EXERCISE DESCRIPTION ->
Count the lines below that contain the word "authenticate", and report only that number.

(Data entries)
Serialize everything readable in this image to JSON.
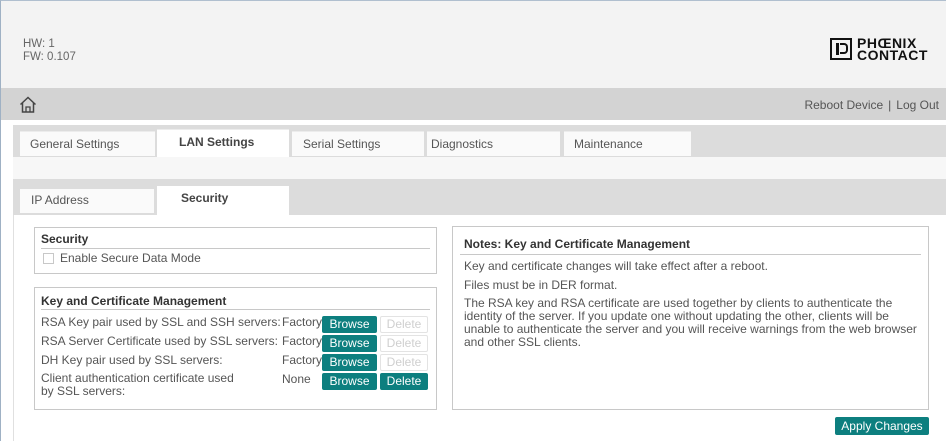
{
  "header": {
    "hw": "HW: 1",
    "fw": "FW: 0.107",
    "logo_line1": "PHŒNIX",
    "logo_line2": "CONTACT"
  },
  "nav": {
    "reboot": "Reboot Device",
    "separator": "|",
    "logout": "Log Out"
  },
  "main_tabs": [
    {
      "label": "General Settings"
    },
    {
      "label": "LAN Settings"
    },
    {
      "label": "Serial Settings"
    },
    {
      "label": "Diagnostics"
    },
    {
      "label": "Maintenance"
    }
  ],
  "sub_tabs": [
    {
      "label": "IP Address"
    },
    {
      "label": "Security"
    }
  ],
  "security": {
    "title": "Security",
    "checkbox_label": "Enable Secure Data Mode"
  },
  "keys": {
    "title": "Key and Certificate Management",
    "rows": [
      {
        "label": "RSA Key pair used by SSL and SSH servers:",
        "value": "Factory",
        "browse": "Browse",
        "delete": "Delete"
      },
      {
        "label": "RSA Server Certificate used by SSL servers:",
        "value": "Factory",
        "browse": "Browse",
        "delete": "Delete"
      },
      {
        "label": "DH Key pair used by SSL servers:",
        "value": "Factory",
        "browse": "Browse",
        "delete": "Delete"
      },
      {
        "label_line1": "Client authentication certificate used",
        "label_line2": "by SSL servers:",
        "value": "None",
        "browse": "Browse",
        "delete": "Delete"
      }
    ]
  },
  "notes": {
    "title": "Notes: Key and Certificate Management",
    "p1": "Key and certificate changes will take effect after a reboot.",
    "p2": "Files must be in DER format.",
    "p3_lines": [
      "The RSA key and RSA certificate are used together by clients to authenticate the",
      "identity of the server. If you update one without updating the other, clients will be",
      "unable to authenticate the server and you will receive warnings from the web browser",
      "and other SSL clients."
    ]
  },
  "apply_label": "Apply Changes",
  "colors": {
    "button": "#0d7f7f",
    "tab_bar": "#dcdcdc",
    "header": "#f3f3f3"
  }
}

OUTPUT OF THE EXERCISE ->
2